Data records:
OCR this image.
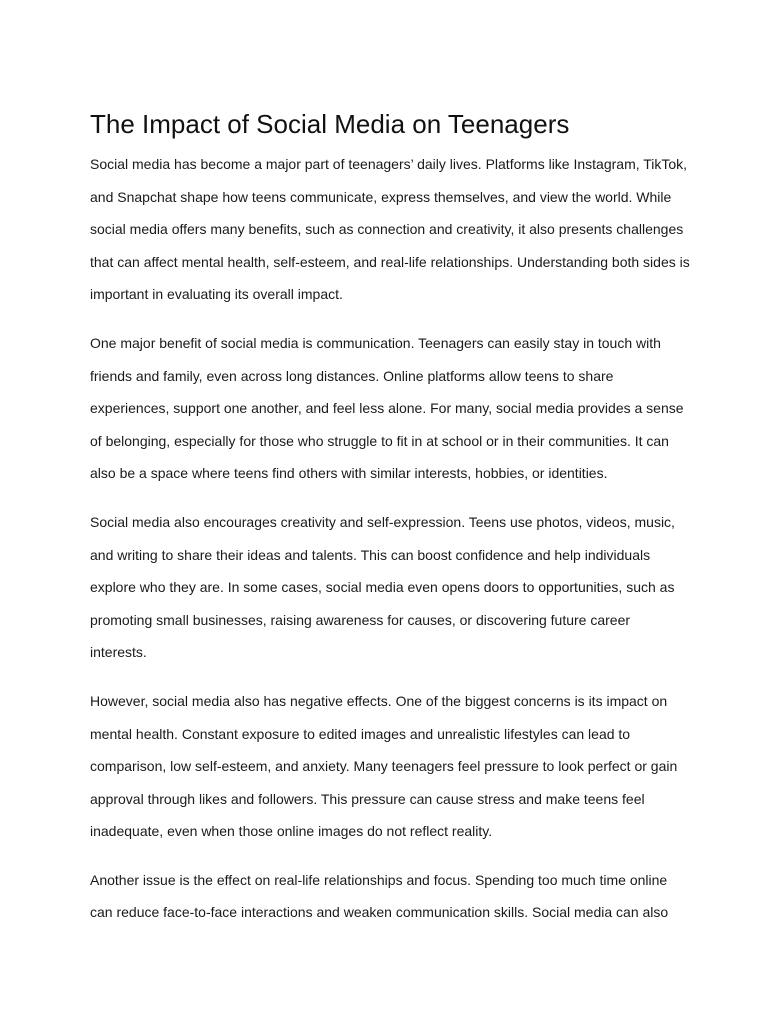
The Impact of Social Media on Teenagers

Social media has become a major part of teenagers’ daily lives. Platforms like Instagram, TikTok, and Snapchat shape how teens communicate, express themselves, and view the world. While social media offers many benefits, such as connection and creativity, it also presents challenges that can affect mental health, self-esteem, and real-life relationships. Understanding both sides is important in evaluating its overall impact.

One major benefit of social media is communication. Teenagers can easily stay in touch with friends and family, even across long distances. Online platforms allow teens to share experiences, support one another, and feel less alone. For many, social media provides a sense of belonging, especially for those who struggle to fit in at school or in their communities. It can also be a space where teens find others with similar interests, hobbies, or identities.

Social media also encourages creativity and self-expression. Teens use photos, videos, music, and writing to share their ideas and talents. This can boost confidence and help individuals explore who they are. In some cases, social media even opens doors to opportunities, such as promoting small businesses, raising awareness for causes, or discovering future career interests.

However, social media also has negative effects. One of the biggest concerns is its impact on mental health. Constant exposure to edited images and unrealistic lifestyles can lead to comparison, low self-esteem, and anxiety. Many teenagers feel pressure to look perfect or gain approval through likes and followers. This pressure can cause stress and make teens feel inadequate, even when those online images do not reflect reality.

Another issue is the effect on real-life relationships and focus. Spending too much time online can reduce face-to-face interactions and weaken communication skills. Social media can also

TASK DETAILS: Quote the records in their entirety, keeping the wording exact and excluding pictures.

FULL RESPONSE:
OCR this image.
The Impact of Social Media on Teenagers

Social media has become a major part of teenagers’ daily lives. Platforms like Instagram, TikTok, and Snapchat shape how teens communicate, express themselves, and view the world. While social media offers many benefits, such as connection and creativity, it also presents challenges that can affect mental health, self-esteem, and real-life relationships. Understanding both sides is important in evaluating its overall impact.

One major benefit of social media is communication. Teenagers can easily stay in touch with friends and family, even across long distances. Online platforms allow teens to share experiences, support one another, and feel less alone. For many, social media provides a sense of belonging, especially for those who struggle to fit in at school or in their communities. It can also be a space where teens find others with similar interests, hobbies, or identities.

Social media also encourages creativity and self-expression. Teens use photos, videos, music, and writing to share their ideas and talents. This can boost confidence and help individuals explore who they are. In some cases, social media even opens doors to opportunities, such as promoting small businesses, raising awareness for causes, or discovering future career interests.

However, social media also has negative effects. One of the biggest concerns is its impact on mental health. Constant exposure to edited images and unrealistic lifestyles can lead to comparison, low self-esteem, and anxiety. Many teenagers feel pressure to look perfect or gain approval through likes and followers. This pressure can cause stress and make teens feel inadequate, even when those online images do not reflect reality.

Another issue is the effect on real-life relationships and focus. Spending too much time online can reduce face-to-face interactions and weaken communication skills. Social media can also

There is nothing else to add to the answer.